(Stored data entries)
****************
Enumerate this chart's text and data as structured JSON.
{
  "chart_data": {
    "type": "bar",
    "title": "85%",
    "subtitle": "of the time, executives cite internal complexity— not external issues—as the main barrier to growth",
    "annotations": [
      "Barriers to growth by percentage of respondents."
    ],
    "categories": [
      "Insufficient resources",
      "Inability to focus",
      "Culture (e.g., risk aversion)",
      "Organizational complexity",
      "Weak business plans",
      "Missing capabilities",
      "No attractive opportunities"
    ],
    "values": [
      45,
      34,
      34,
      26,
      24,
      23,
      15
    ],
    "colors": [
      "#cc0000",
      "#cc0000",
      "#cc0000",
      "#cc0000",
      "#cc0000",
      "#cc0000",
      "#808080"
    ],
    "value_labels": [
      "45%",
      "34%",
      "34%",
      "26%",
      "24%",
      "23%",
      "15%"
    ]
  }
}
****************
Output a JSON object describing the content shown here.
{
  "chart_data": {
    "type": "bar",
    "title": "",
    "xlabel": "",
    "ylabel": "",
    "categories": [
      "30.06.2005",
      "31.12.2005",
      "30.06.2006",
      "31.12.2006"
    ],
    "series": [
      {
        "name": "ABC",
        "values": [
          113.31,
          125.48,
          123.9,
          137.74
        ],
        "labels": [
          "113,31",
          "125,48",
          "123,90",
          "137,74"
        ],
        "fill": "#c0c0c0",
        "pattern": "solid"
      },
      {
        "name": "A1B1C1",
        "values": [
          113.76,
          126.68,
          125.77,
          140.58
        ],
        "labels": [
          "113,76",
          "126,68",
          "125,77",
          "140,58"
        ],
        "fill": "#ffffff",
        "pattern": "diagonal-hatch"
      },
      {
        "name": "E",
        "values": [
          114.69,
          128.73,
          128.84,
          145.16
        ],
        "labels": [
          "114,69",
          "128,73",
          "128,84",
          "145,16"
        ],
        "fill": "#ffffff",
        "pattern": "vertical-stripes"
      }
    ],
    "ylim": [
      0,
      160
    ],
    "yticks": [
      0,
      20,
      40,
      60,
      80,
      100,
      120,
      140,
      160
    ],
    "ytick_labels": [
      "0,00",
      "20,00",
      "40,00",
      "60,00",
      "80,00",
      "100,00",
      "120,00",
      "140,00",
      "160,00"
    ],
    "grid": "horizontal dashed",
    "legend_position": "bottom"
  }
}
****************
### What the task asks
Each line in the data that holds the string "growth" should be found and copied.

### Answer to the problem
    "subtitle": "of the time, executives cite internal complexity— not external issues—as the main barrier to growth",
      "Barriers to growth by percentage of respondents."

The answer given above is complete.